**TASK DETAILS**
Leaving out the pictures, retype all the material exactly.
━━━━━━━━━━━━━━━━
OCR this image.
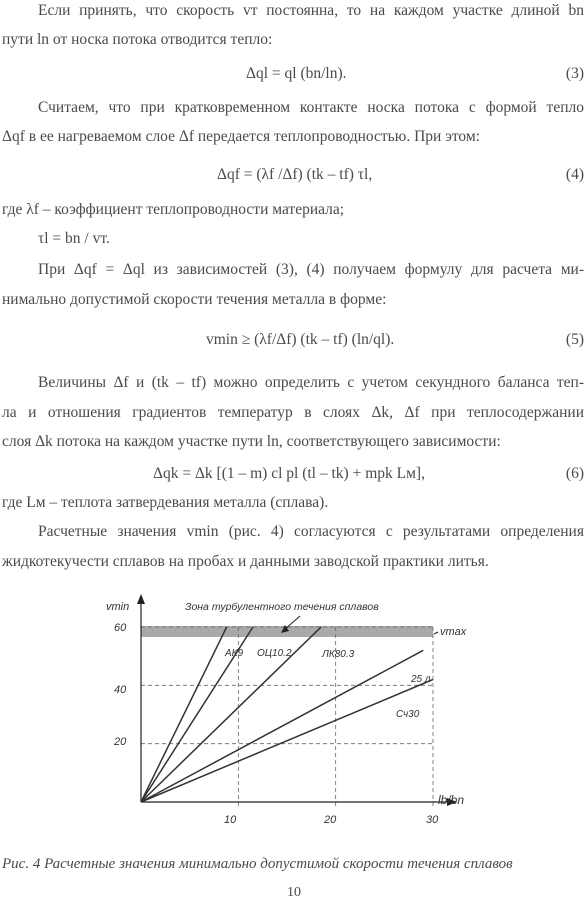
Если принять, что скорость vт постоянна, то на каждом участке длиной bn
пути ln от носка потока отводится тепло:
Δql = ql (bn/ln).	(3)
Считаем, что при кратковременном контакте носка потока с формой тепло
Δqf в ее нагреваемом слое Δf передается теплопроводностью. При этом:
Δqf = (λf /Δf) (tk – tf) τl,	(4)
где λf – коэффициент теплопроводности материала;
τl = bn / vт.
При Δqf = Δql из зависимостей (3), (4) получаем формулу для расчета ми-
нимально допустимой скорости течения металла в форме:
vmin ≥ (λf/Δf) (tk – tf) (ln/ql).	(5)
Величины Δf и (tk – tf) можно определить с учетом секундного баланса теп-
ла и отношения градиентов температур в слоях Δk, Δf при теплосодержании
слоя Δk потока на каждом участке пути ln, соответствующего зависимости:
Δqk = Δk [(1 – m) cl pl (tl – tk) + mpk Lм],	(6)
где Lм – теплота затвердевания металла (сплава).
Расчетные значения vmin (рис. 4) согласуются с результатами определения
жидкотекучести сплавов на пробах и данными заводской практики литья.
АК9 ОЦ10.2	ЛК80.3
25 л
Сч30
vmin
lb/bn
vmax
Зона турбулентного течения сплавов
60
40
20
10	20	30
Рис. 4 Расчетные значения минимально допустимой скорости течения сплавов
10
━━━━━━━━━━━━━━━━
**SOLUTION FOR THIS EXERCISE**
OCR this image.
Если принять, что скорость vт постоянна, то на каждом участке длиной bn
пути ln от носка потока отводится тепло:
Δql = ql (bn/ln).	(3)
Считаем, что при кратковременном контакте носка потока с формой тепло
Δqf в ее нагреваемом слое Δf передается теплопроводностью. При этом:
Δqf = (λf /Δf) (tk – tf) τl,	(4)
где λf – коэффициент теплопроводности материала;
τl = bn / vт.
При Δqf = Δql из зависимостей (3), (4) получаем формулу для расчета ми-
нимально допустимой скорости течения металла в форме:
vmin ≥ (λf/Δf) (tk – tf) (ln/ql).	(5)
Величины Δf и (tk – tf) можно определить с учетом секундного баланса теп-
ла и отношения градиентов температур в слоях Δk, Δf при теплосодержании
слоя Δk потока на каждом участке пути ln, соответствующего зависимости:
Δqk = Δk [(1 – m) cl pl (tl – tk) + mpk Lм],	(6)
где Lм – теплота затвердевания металла (сплава).
Расчетные значения vmin (рис. 4) согласуются с результатами определения
жидкотекучести сплавов на пробах и данными заводской практики литья.
АК9 ОЦ10.2	ЛК80.3
25 л
Сч30
vmin
lb/bn
vmax
Зона турбулентного течения сплавов
60
40
20
10	20	30
Рис. 4 Расчетные значения минимально допустимой скорости течения сплавов
10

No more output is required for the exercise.